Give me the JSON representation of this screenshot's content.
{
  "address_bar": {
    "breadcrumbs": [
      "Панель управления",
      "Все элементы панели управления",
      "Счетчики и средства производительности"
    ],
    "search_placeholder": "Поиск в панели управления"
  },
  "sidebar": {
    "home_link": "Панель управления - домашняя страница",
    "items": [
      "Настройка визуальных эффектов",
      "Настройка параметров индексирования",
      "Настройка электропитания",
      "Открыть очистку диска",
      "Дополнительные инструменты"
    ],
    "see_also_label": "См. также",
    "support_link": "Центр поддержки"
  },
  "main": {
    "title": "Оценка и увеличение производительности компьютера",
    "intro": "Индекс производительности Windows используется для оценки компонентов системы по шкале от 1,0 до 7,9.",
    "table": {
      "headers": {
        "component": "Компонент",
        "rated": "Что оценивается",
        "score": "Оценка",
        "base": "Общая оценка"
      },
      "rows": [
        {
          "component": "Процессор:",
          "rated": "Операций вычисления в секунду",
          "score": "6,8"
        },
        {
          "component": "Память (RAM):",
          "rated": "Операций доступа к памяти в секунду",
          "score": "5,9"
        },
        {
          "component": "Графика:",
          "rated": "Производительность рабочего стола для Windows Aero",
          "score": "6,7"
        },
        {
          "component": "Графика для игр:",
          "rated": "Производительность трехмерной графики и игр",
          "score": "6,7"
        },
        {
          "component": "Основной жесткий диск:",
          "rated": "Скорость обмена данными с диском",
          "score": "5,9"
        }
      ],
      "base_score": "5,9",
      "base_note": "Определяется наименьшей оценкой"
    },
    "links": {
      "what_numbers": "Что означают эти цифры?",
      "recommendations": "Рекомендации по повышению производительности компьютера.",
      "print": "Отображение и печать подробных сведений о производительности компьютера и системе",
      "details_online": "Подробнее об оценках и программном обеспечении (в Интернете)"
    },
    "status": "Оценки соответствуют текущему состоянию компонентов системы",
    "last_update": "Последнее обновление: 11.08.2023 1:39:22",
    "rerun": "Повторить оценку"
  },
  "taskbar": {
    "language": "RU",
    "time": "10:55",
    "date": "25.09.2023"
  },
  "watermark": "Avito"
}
==*==
OBJECTIVE => From the data above, show each line that contains "Графика".

EXERCISE RESULT =>
          "component": "Графика:",
          "component": "Графика для игр:",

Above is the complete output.